---------- EXERCISE INPUT

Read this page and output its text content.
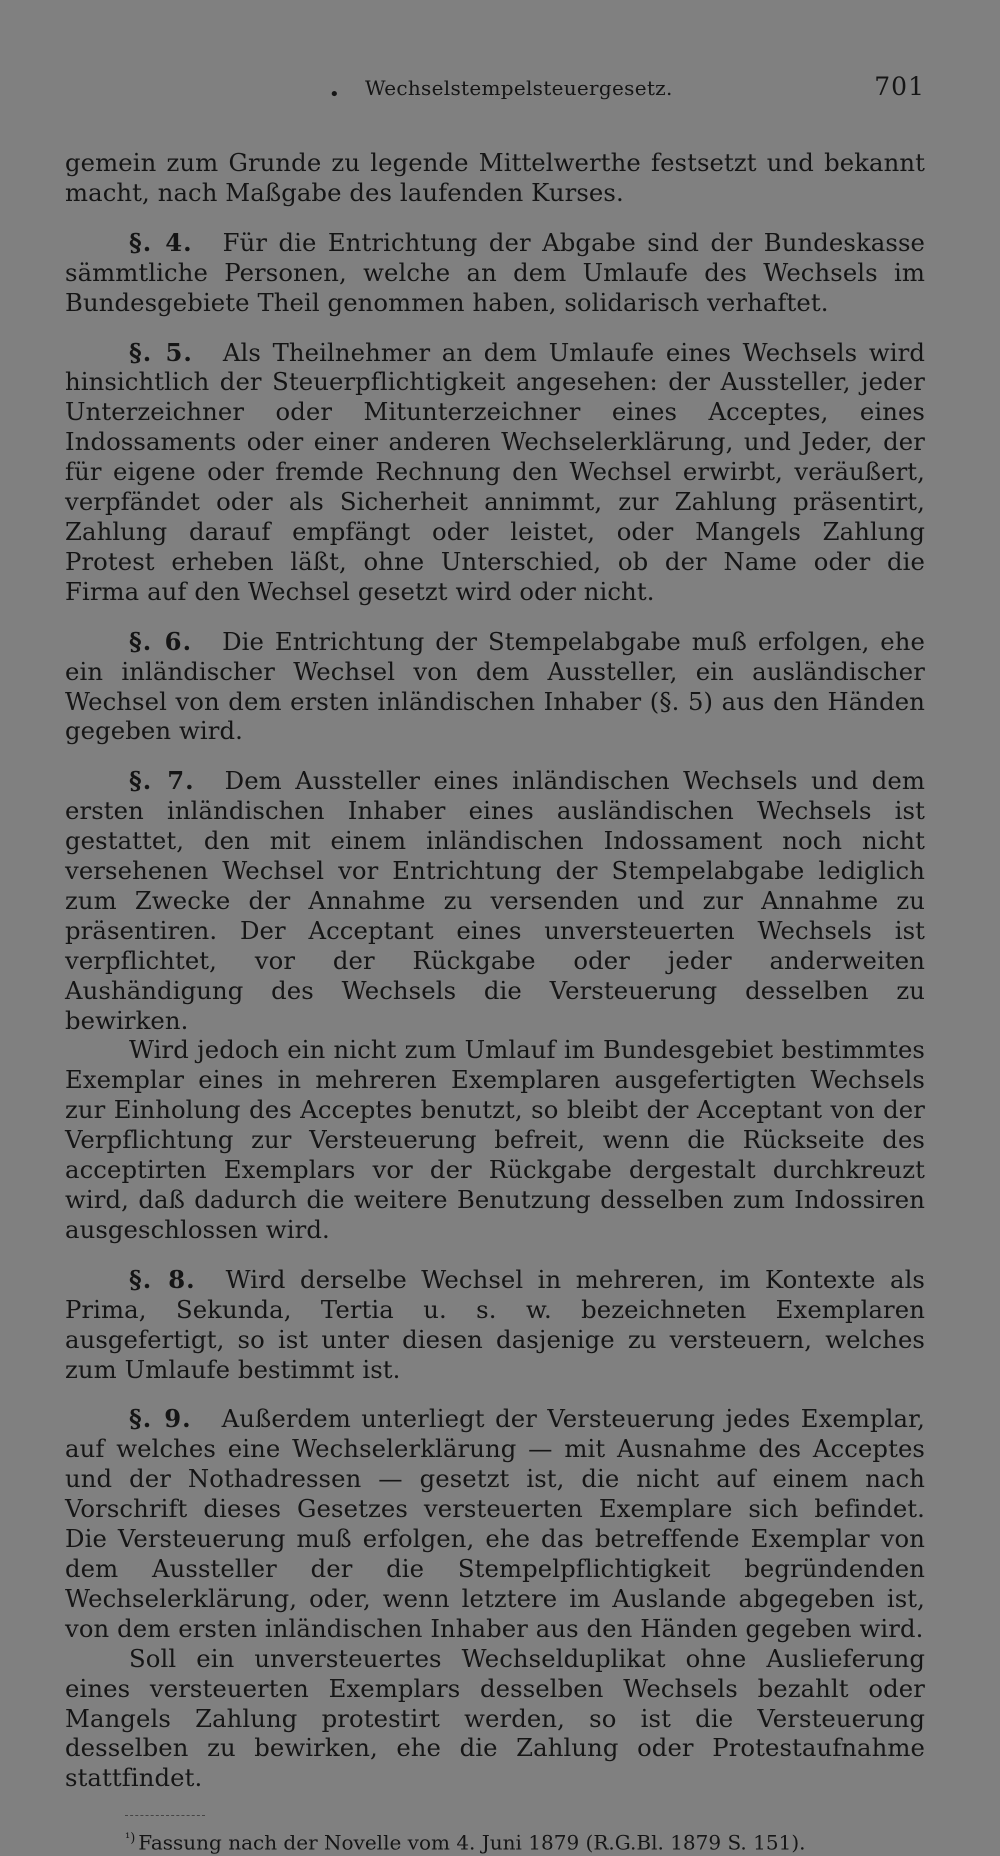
• Wechselstempelsteuergesetz.	701

gemein zum Grunde zu legende Mittelwerthe festsetzt und bekannt macht, nach Maßgabe des laufenden Kurses.

§. 4. Für die Entrichtung der Abgabe sind der Bundeskasse sämmtliche Personen, welche an dem Umlaufe des Wechsels im Bundesgebiete Theil genommen haben, solidarisch verhaftet.

§. 5. Als Theilnehmer an dem Umlaufe eines Wechsels wird hinsichtlich der Steuerpflichtigkeit angesehen: der Aussteller, jeder Unterzeichner oder Mitunterzeichner eines Acceptes, eines Indossaments oder einer anderen Wechselerklärung, und Jeder, der für eigene oder fremde Rechnung den Wechsel erwirbt, veräußert, verpfändet oder als Sicherheit annimmt, zur Zahlung präsentirt, Zahlung darauf empfängt oder leistet, oder Mangels Zahlung Protest erheben läßt, ohne Unterschied, ob der Name oder die Firma auf den Wechsel gesetzt wird oder nicht.

§. 6. Die Entrichtung der Stempelabgabe muß erfolgen, ehe ein inländischer Wechsel von dem Aussteller, ein ausländischer Wechsel von dem ersten inländischen Inhaber (§. 5) aus den Händen gegeben wird.

§. 7. Dem Aussteller eines inländischen Wechsels und dem ersten inländischen Inhaber eines ausländischen Wechsels ist gestattet, den mit einem inländischen Indossament noch nicht versehenen Wechsel vor Entrichtung der Stempelabgabe lediglich zum Zwecke der Annahme zu versenden und zur Annahme zu präsentiren. Der Acceptant eines unversteuerten Wechsels ist verpflichtet, vor der Rückgabe oder jeder anderweiten Aushändigung des Wechsels die Versteuerung desselben zu bewirken.

Wird jedoch ein nicht zum Umlauf im Bundesgebiet bestimmtes Exemplar eines in mehreren Exemplaren ausgefertigten Wechsels zur Einholung des Acceptes benutzt, so bleibt der Acceptant von der Verpflichtung zur Versteuerung befreit, wenn die Rückseite des acceptirten Exemplars vor der Rückgabe dergestalt durchkreuzt wird, daß dadurch die weitere Benutzung desselben zum Indossiren ausgeschlossen wird.

§. 8. Wird derselbe Wechsel in mehreren, im Kontexte als Prima, Sekunda, Tertia u. s. w. bezeichneten Exemplaren ausgefertigt, so ist unter diesen dasjenige zu versteuern, welches zum Umlaufe bestimmt ist.

§. 9. Außerdem unterliegt der Versteuerung jedes Exemplar, auf welches eine Wechselerklärung — mit Ausnahme des Acceptes und der Nothadressen — gesetzt ist, die nicht auf einem nach Vorschrift dieses Gesetzes versteuerten Exemplare sich befindet. Die Versteuerung muß erfolgen, ehe das betreffende Exemplar von dem Aussteller der die Stempelpflichtigkeit begründenden Wechselerklärung, oder, wenn letztere im Auslande abgegeben ist, von dem ersten inländischen Inhaber aus den Händen gegeben wird.

Soll ein unversteuertes Wechselduplikat ohne Auslieferung eines versteuerten Exemplars desselben Wechsels bezahlt oder Mangels Zahlung protestirt werden, so ist die Versteuerung desselben zu bewirken, ehe die Zahlung oder Protestaufnahme stattfindet.

$^{^1)}$ Fassung nach der Novelle vom 4. Juni 1879 (R.G.Bl. 1879 S. 151).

--------------------

## REQUIRED WORK
Repeat the material above exactly; any picture in it is left out.

## ANSWER AREA
Read this page and output its text content.
• Wechselstempelsteuergesetz.	701

gemein zum Grunde zu legende Mittelwerthe festsetzt und bekannt macht, nach Maßgabe des laufenden Kurses.

§. 4. Für die Entrichtung der Abgabe sind der Bundeskasse sämmtliche Personen, welche an dem Umlaufe des Wechsels im Bundesgebiete Theil genommen haben, solidarisch verhaftet.

§. 5. Als Theilnehmer an dem Umlaufe eines Wechsels wird hinsichtlich der Steuerpflichtigkeit angesehen: der Aussteller, jeder Unterzeichner oder Mitunterzeichner eines Acceptes, eines Indossaments oder einer anderen Wechselerklärung, und Jeder, der für eigene oder fremde Rechnung den Wechsel erwirbt, veräußert, verpfändet oder als Sicherheit annimmt, zur Zahlung präsentirt, Zahlung darauf empfängt oder leistet, oder Mangels Zahlung Protest erheben läßt, ohne Unterschied, ob der Name oder die Firma auf den Wechsel gesetzt wird oder nicht.

§. 6. Die Entrichtung der Stempelabgabe muß erfolgen, ehe ein inländischer Wechsel von dem Aussteller, ein ausländischer Wechsel von dem ersten inländischen Inhaber (§. 5) aus den Händen gegeben wird.

§. 7. Dem Aussteller eines inländischen Wechsels und dem ersten inländischen Inhaber eines ausländischen Wechsels ist gestattet, den mit einem inländischen Indossament noch nicht versehenen Wechsel vor Entrichtung der Stempelabgabe lediglich zum Zwecke der Annahme zu versenden und zur Annahme zu präsentiren. Der Acceptant eines unversteuerten Wechsels ist verpflichtet, vor der Rückgabe oder jeder anderweiten Aushändigung des Wechsels die Versteuerung desselben zu bewirken.

Wird jedoch ein nicht zum Umlauf im Bundesgebiet bestimmtes Exemplar eines in mehreren Exemplaren ausgefertigten Wechsels zur Einholung des Acceptes benutzt, so bleibt der Acceptant von der Verpflichtung zur Versteuerung befreit, wenn die Rückseite des acceptirten Exemplars vor der Rückgabe dergestalt durchkreuzt wird, daß dadurch die weitere Benutzung desselben zum Indossiren ausgeschlossen wird.

§. 8. Wird derselbe Wechsel in mehreren, im Kontexte als Prima, Sekunda, Tertia u. s. w. bezeichneten Exemplaren ausgefertigt, so ist unter diesen dasjenige zu versteuern, welches zum Umlaufe bestimmt ist.

§. 9. Außerdem unterliegt der Versteuerung jedes Exemplar, auf welches eine Wechselerklärung — mit Ausnahme des Acceptes und der Nothadressen — gesetzt ist, die nicht auf einem nach Vorschrift dieses Gesetzes versteuerten Exemplare sich befindet. Die Versteuerung muß erfolgen, ehe das betreffende Exemplar von dem Aussteller der die Stempelpflichtigkeit begründenden Wechselerklärung, oder, wenn letztere im Auslande abgegeben ist, von dem ersten inländischen Inhaber aus den Händen gegeben wird.

Soll ein unversteuertes Wechselduplikat ohne Auslieferung eines versteuerten Exemplars desselben Wechsels bezahlt oder Mangels Zahlung protestirt werden, so ist die Versteuerung desselben zu bewirken, ehe die Zahlung oder Protestaufnahme stattfindet.

$^{^1)}$ Fassung nach der Novelle vom 4. Juni 1879 (R.G.Bl. 1879 S. 151).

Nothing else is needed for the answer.